_Task_:
Quote all of the data that follows exactly as written, skipping the images.

_Input data_:
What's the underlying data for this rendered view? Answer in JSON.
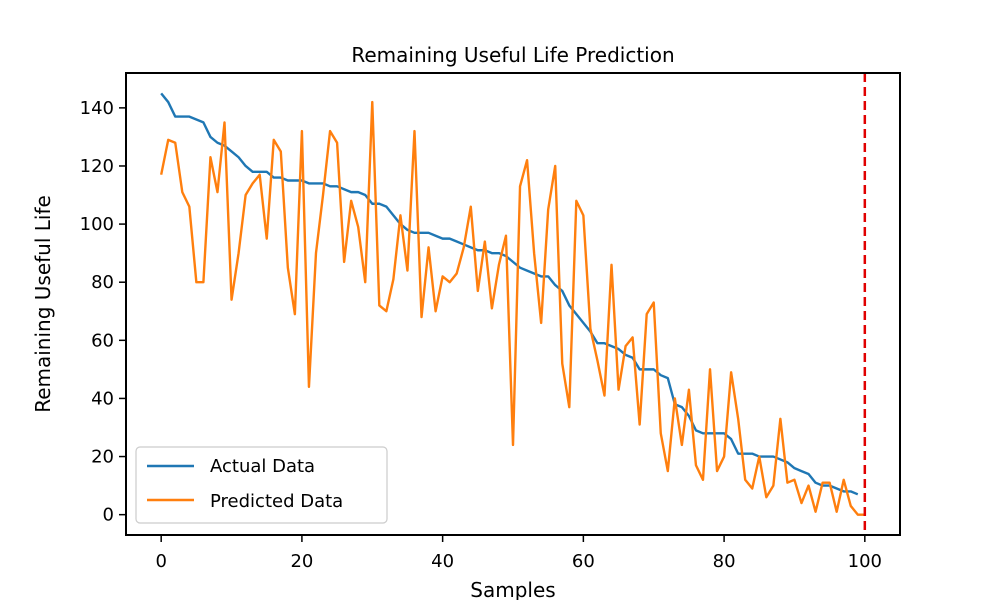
{
  "chart_data": {
    "type": "line",
    "title": "Remaining Useful Life Prediction",
    "xlabel": "Samples",
    "ylabel": "Remaining Useful Life",
    "xlim": [
      -5,
      105
    ],
    "ylim": [
      -7,
      152
    ],
    "xticks": [
      0,
      20,
      40,
      60,
      80,
      100
    ],
    "yticks": [
      0,
      20,
      40,
      60,
      80,
      100,
      120,
      140
    ],
    "grid": false,
    "legend_position": "lower-left",
    "vline": {
      "x": 100,
      "color": "#e00000",
      "style": "dashed"
    },
    "series": [
      {
        "name": "Actual Data",
        "color": "#1f77b4",
        "x": [
          0,
          1,
          2,
          3,
          4,
          5,
          6,
          7,
          8,
          9,
          10,
          11,
          12,
          13,
          14,
          15,
          16,
          17,
          18,
          19,
          20,
          21,
          22,
          23,
          24,
          25,
          26,
          27,
          28,
          29,
          30,
          31,
          32,
          33,
          34,
          35,
          36,
          37,
          38,
          39,
          40,
          41,
          42,
          43,
          44,
          45,
          46,
          47,
          48,
          49,
          50,
          51,
          52,
          53,
          54,
          55,
          56,
          57,
          58,
          59,
          60,
          61,
          62,
          63,
          64,
          65,
          66,
          67,
          68,
          69,
          70,
          71,
          72,
          73,
          74,
          75,
          76,
          77,
          78,
          79,
          80,
          81,
          82,
          83,
          84,
          85,
          86,
          87,
          88,
          89,
          90,
          91,
          92,
          93,
          94,
          95,
          96,
          97,
          98,
          99
        ],
        "values": [
          145,
          142,
          137,
          137,
          137,
          136,
          135,
          130,
          128,
          127,
          125,
          123,
          120,
          118,
          118,
          118,
          116,
          116,
          115,
          115,
          115,
          114,
          114,
          114,
          113,
          113,
          112,
          111,
          111,
          110,
          107,
          107,
          106,
          103,
          100,
          98,
          97,
          97,
          97,
          96,
          95,
          95,
          94,
          93,
          92,
          91,
          91,
          90,
          90,
          89,
          87,
          85,
          84,
          83,
          82,
          82,
          79,
          77,
          72,
          69,
          66,
          63,
          59,
          59,
          58,
          57,
          55,
          54,
          50,
          50,
          50,
          48,
          47,
          38,
          37,
          34,
          29,
          28,
          28,
          28,
          28,
          26,
          21,
          21,
          21,
          20,
          20,
          20,
          19,
          18,
          16,
          15,
          14,
          11,
          10,
          10,
          9,
          8,
          8,
          7
        ],
        "x_end": 100
      },
      {
        "name": "Predicted Data",
        "color": "#ff7f0e",
        "x": [
          0,
          1,
          2,
          3,
          4,
          5,
          6,
          7,
          8,
          9,
          10,
          11,
          12,
          13,
          14,
          15,
          16,
          17,
          18,
          19,
          20,
          21,
          22,
          23,
          24,
          25,
          26,
          27,
          28,
          29,
          30,
          31,
          32,
          33,
          34,
          35,
          36,
          37,
          38,
          39,
          40,
          41,
          42,
          43,
          44,
          45,
          46,
          47,
          48,
          49,
          50,
          51,
          52,
          53,
          54,
          55,
          56,
          57,
          58,
          59,
          60,
          61,
          62,
          63,
          64,
          65,
          66,
          67,
          68,
          69,
          70,
          71,
          72,
          73,
          74,
          75,
          76,
          77,
          78,
          79,
          80,
          81,
          82,
          83,
          84,
          85,
          86,
          87,
          88,
          89,
          90,
          91,
          92,
          93,
          94,
          95,
          96,
          97,
          98,
          99,
          100
        ],
        "values": [
          117,
          129,
          128,
          111,
          106,
          80,
          80,
          123,
          111,
          135,
          74,
          90,
          110,
          114,
          117,
          95,
          129,
          125,
          85,
          69,
          132,
          44,
          90,
          110,
          132,
          128,
          87,
          108,
          99,
          80,
          142,
          72,
          70,
          81,
          103,
          84,
          132,
          68,
          92,
          70,
          82,
          80,
          83,
          92,
          106,
          77,
          94,
          71,
          86,
          96,
          24,
          113,
          122,
          90,
          66,
          105,
          120,
          52,
          37,
          108,
          103,
          64,
          53,
          41,
          86,
          43,
          58,
          61,
          31,
          69,
          73,
          28,
          15,
          40,
          24,
          43,
          17,
          12,
          50,
          15,
          20,
          49,
          33,
          12,
          9,
          20,
          6,
          10,
          33,
          11,
          12,
          4,
          10,
          1,
          11,
          11,
          1,
          12,
          3,
          0,
          0
        ]
      }
    ]
  }
}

_Answer to this exercise_:
What's the underlying data for this rendered view? Answer in JSON.
{
  "chart_data": {
    "type": "line",
    "title": "Remaining Useful Life Prediction",
    "xlabel": "Samples",
    "ylabel": "Remaining Useful Life",
    "xlim": [
      -5,
      105
    ],
    "ylim": [
      -7,
      152
    ],
    "xticks": [
      0,
      20,
      40,
      60,
      80,
      100
    ],
    "yticks": [
      0,
      20,
      40,
      60,
      80,
      100,
      120,
      140
    ],
    "grid": false,
    "legend_position": "lower-left",
    "vline": {
      "x": 100,
      "color": "#e00000",
      "style": "dashed"
    },
    "series": [
      {
        "name": "Actual Data",
        "color": "#1f77b4",
        "x": [
          0,
          1,
          2,
          3,
          4,
          5,
          6,
          7,
          8,
          9,
          10,
          11,
          12,
          13,
          14,
          15,
          16,
          17,
          18,
          19,
          20,
          21,
          22,
          23,
          24,
          25,
          26,
          27,
          28,
          29,
          30,
          31,
          32,
          33,
          34,
          35,
          36,
          37,
          38,
          39,
          40,
          41,
          42,
          43,
          44,
          45,
          46,
          47,
          48,
          49,
          50,
          51,
          52,
          53,
          54,
          55,
          56,
          57,
          58,
          59,
          60,
          61,
          62,
          63,
          64,
          65,
          66,
          67,
          68,
          69,
          70,
          71,
          72,
          73,
          74,
          75,
          76,
          77,
          78,
          79,
          80,
          81,
          82,
          83,
          84,
          85,
          86,
          87,
          88,
          89,
          90,
          91,
          92,
          93,
          94,
          95,
          96,
          97,
          98,
          99
        ],
        "values": [
          145,
          142,
          137,
          137,
          137,
          136,
          135,
          130,
          128,
          127,
          125,
          123,
          120,
          118,
          118,
          118,
          116,
          116,
          115,
          115,
          115,
          114,
          114,
          114,
          113,
          113,
          112,
          111,
          111,
          110,
          107,
          107,
          106,
          103,
          100,
          98,
          97,
          97,
          97,
          96,
          95,
          95,
          94,
          93,
          92,
          91,
          91,
          90,
          90,
          89,
          87,
          85,
          84,
          83,
          82,
          82,
          79,
          77,
          72,
          69,
          66,
          63,
          59,
          59,
          58,
          57,
          55,
          54,
          50,
          50,
          50,
          48,
          47,
          38,
          37,
          34,
          29,
          28,
          28,
          28,
          28,
          26,
          21,
          21,
          21,
          20,
          20,
          20,
          19,
          18,
          16,
          15,
          14,
          11,
          10,
          10,
          9,
          8,
          8,
          7
        ],
        "x_end": 100
      },
      {
        "name": "Predicted Data",
        "color": "#ff7f0e",
        "x": [
          0,
          1,
          2,
          3,
          4,
          5,
          6,
          7,
          8,
          9,
          10,
          11,
          12,
          13,
          14,
          15,
          16,
          17,
          18,
          19,
          20,
          21,
          22,
          23,
          24,
          25,
          26,
          27,
          28,
          29,
          30,
          31,
          32,
          33,
          34,
          35,
          36,
          37,
          38,
          39,
          40,
          41,
          42,
          43,
          44,
          45,
          46,
          47,
          48,
          49,
          50,
          51,
          52,
          53,
          54,
          55,
          56,
          57,
          58,
          59,
          60,
          61,
          62,
          63,
          64,
          65,
          66,
          67,
          68,
          69,
          70,
          71,
          72,
          73,
          74,
          75,
          76,
          77,
          78,
          79,
          80,
          81,
          82,
          83,
          84,
          85,
          86,
          87,
          88,
          89,
          90,
          91,
          92,
          93,
          94,
          95,
          96,
          97,
          98,
          99,
          100
        ],
        "values": [
          117,
          129,
          128,
          111,
          106,
          80,
          80,
          123,
          111,
          135,
          74,
          90,
          110,
          114,
          117,
          95,
          129,
          125,
          85,
          69,
          132,
          44,
          90,
          110,
          132,
          128,
          87,
          108,
          99,
          80,
          142,
          72,
          70,
          81,
          103,
          84,
          132,
          68,
          92,
          70,
          82,
          80,
          83,
          92,
          106,
          77,
          94,
          71,
          86,
          96,
          24,
          113,
          122,
          90,
          66,
          105,
          120,
          52,
          37,
          108,
          103,
          64,
          53,
          41,
          86,
          43,
          58,
          61,
          31,
          69,
          73,
          28,
          15,
          40,
          24,
          43,
          17,
          12,
          50,
          15,
          20,
          49,
          33,
          12,
          9,
          20,
          6,
          10,
          33,
          11,
          12,
          4,
          10,
          1,
          11,
          11,
          1,
          12,
          3,
          0,
          0
        ]
      }
    ]
  }
}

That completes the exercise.